### Okuma Parçası

⟨

Ne diyordu o çok erken yaşta belediyenin açtığı çukura düşerek hayatını kaybeden çok sevdiğim şair Orhan Veli Kanık, Nisan adlı şiirinde…

”İmkansız şey

Şiir yazmak.

Aşıksan eğer,Ve yazamamak

Aylardan Nisansa…”

Şairin belki de yazamadığı o şiir, lisede edebiyat öğretmenimiz olan –ama o zaman bizim bilmediğimiz -şairin son ve büyük aşkı Nahit Hanıma bir gönderme idiyse…Hiç unutmam şiir okuma yarışmasında şairin “Anlatamıyorum “ şiiri ile ikinci olmuştum…Sonra jürinin not kağıtlarını görmüştüm…En yüksek puan Nahit Hocadandı..Nereden bilecektim hocamın kalp yarasına da dokunduğumu o yeni yetme halimle..Çok sonra yayınlanan kitap ve anılardan öğrendim Orhan Veli ile Nahit Hocamızın ölümle yarım kalan o büyük aşkını…Selam ve rahmet olsun…

Eveet nisan geldi!!! Şimdi yapıştırın dudaklarınıza bir ıslık ve söyleyin bir bahar şarkısı ve taa İstanbul’dan okurumuz ve izleyicimiz  Ayşe Edis’in gönderdiği,gelen bahar günleri ile  birlikte yapacağınız “bahar temizliği”ne de bir ışık tutan yol gösteren satırlarına göz atın derim ben…

Zaten ne demiş ünlü şair Pablo Neruda”bütün çiçekleri koparabilirsiniz ama baharın gelişini engelleyemezsiniz”…

 
 

Yazmayan kalemleri.
 Sayfası bitmiş defterleri.
 Kulpu kırık fincanları.
 ‘Zayıflayınca giyerim’ kotunu.
 Son 5 aydır giymediğiniz kıyafetleri.
 Arka balkona tıkıştırdığınız, bir gün yüzünü yenilerim pırıl pırıl olur dediğiniz o sandalyeyi.
 Dibi kararmış tencereyi.
 Taşındığınız hangi evden kaldığı, hangi kapıyı açtığı artık meçhul olan o anahtarları.
 Sırf genç ve güzel çıkmışsınız diye yanınızda o hiç sevmediğiniz tiple poz verdiğiniz fotoğrafı.
 Çekmecenin dibindeki müzik kasetlerini (kaset mi kaldı allah aşkına)
 Atın.
 Ohh bir ferahlayın bakalım. Tamam mı?
 Şimdi ihtimalleri atın.

⟩

### Satır Listesi

⟨

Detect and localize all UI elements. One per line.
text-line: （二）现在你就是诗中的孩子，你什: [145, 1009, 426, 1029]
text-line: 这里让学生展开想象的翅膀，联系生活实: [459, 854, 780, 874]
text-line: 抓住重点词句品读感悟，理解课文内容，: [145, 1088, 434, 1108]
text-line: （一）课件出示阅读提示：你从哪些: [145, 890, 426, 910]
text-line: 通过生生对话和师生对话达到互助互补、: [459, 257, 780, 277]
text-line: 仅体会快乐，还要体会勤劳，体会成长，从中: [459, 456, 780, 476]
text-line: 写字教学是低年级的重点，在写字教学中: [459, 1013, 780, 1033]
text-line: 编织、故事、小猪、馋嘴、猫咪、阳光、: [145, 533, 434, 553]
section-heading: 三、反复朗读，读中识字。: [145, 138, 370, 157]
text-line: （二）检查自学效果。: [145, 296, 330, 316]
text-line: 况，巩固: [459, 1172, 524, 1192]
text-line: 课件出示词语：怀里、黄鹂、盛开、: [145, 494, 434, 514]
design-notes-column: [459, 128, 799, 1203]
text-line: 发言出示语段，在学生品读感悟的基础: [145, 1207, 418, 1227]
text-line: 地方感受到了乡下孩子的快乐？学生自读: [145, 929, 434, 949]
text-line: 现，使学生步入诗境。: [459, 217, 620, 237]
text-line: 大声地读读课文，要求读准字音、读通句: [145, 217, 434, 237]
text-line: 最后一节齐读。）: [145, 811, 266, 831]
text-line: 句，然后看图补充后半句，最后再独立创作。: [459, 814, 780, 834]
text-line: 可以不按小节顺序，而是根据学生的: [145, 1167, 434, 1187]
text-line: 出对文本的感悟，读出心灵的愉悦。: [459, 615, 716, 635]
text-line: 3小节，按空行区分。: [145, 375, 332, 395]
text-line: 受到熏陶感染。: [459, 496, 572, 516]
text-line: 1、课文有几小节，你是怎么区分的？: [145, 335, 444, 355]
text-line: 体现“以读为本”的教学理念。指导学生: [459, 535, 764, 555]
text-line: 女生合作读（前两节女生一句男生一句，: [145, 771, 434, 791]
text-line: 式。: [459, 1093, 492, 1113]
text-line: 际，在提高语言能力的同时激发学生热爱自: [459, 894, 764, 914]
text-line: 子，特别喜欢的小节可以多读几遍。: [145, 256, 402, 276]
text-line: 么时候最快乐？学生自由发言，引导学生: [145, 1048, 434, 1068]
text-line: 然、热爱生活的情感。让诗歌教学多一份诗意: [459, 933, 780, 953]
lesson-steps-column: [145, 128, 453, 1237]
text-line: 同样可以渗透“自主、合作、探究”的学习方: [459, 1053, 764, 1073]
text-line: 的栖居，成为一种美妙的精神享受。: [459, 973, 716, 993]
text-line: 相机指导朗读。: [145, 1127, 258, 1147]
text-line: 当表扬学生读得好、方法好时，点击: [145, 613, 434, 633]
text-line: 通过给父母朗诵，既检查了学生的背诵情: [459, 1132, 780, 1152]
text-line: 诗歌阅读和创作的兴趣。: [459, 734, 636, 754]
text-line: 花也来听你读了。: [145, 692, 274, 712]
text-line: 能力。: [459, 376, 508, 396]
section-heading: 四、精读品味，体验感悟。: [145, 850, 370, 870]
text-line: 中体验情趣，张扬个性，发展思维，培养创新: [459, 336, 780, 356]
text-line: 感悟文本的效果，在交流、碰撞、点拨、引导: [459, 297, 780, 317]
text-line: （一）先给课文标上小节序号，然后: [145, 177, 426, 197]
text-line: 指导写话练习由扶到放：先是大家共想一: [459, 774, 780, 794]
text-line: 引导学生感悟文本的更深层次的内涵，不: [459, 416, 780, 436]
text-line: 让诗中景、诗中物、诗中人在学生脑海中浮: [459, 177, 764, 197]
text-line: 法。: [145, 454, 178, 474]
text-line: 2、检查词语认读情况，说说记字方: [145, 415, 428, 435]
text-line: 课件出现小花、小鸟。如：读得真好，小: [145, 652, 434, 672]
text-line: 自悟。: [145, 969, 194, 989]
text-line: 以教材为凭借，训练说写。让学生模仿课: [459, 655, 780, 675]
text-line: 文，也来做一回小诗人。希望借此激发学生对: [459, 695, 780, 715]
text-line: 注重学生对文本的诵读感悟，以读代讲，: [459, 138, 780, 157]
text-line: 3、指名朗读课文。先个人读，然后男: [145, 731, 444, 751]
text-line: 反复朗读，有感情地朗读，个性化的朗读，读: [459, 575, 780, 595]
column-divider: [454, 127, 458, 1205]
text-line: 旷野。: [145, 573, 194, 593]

⟩

### Yönerge
Nisan ve bahar temizliği üzerine yazıda "Eveet nisan geldi!!!" sözlerinden aşağıya, "aydır giymediğiniz kıyafetleri." sözlerine kadar ne varsa hiçbir şeyini değiştirmeden yinele.

### Görevin Çözümü
Eveet nisan geldi!!! Şimdi yapıştırın dudaklarınıza bir ıslık ve söyleyin bir bahar şarkısı ve taa İstanbul’dan okurumuz ve izleyicimiz  Ayşe Edis’in gönderdiği,gelen bahar günleri ile  birlikte yapacağınız “bahar temizliği”ne de bir ışık tutan yol gösteren satırlarına göz atın derim ben…

Zaten ne demiş ünlü şair Pablo Neruda”bütün çiçekleri koparabilirsiniz ama baharın gelişini engelleyemezsiniz”…

 
 

Yazmayan kalemleri.
 Sayfası bitmiş defterleri.
 Kulpu kırık fincanları.
 ‘Zayıflayınca giyerim’ kotunu.
 Son 5 aydır giymediğiniz kıyafetleri.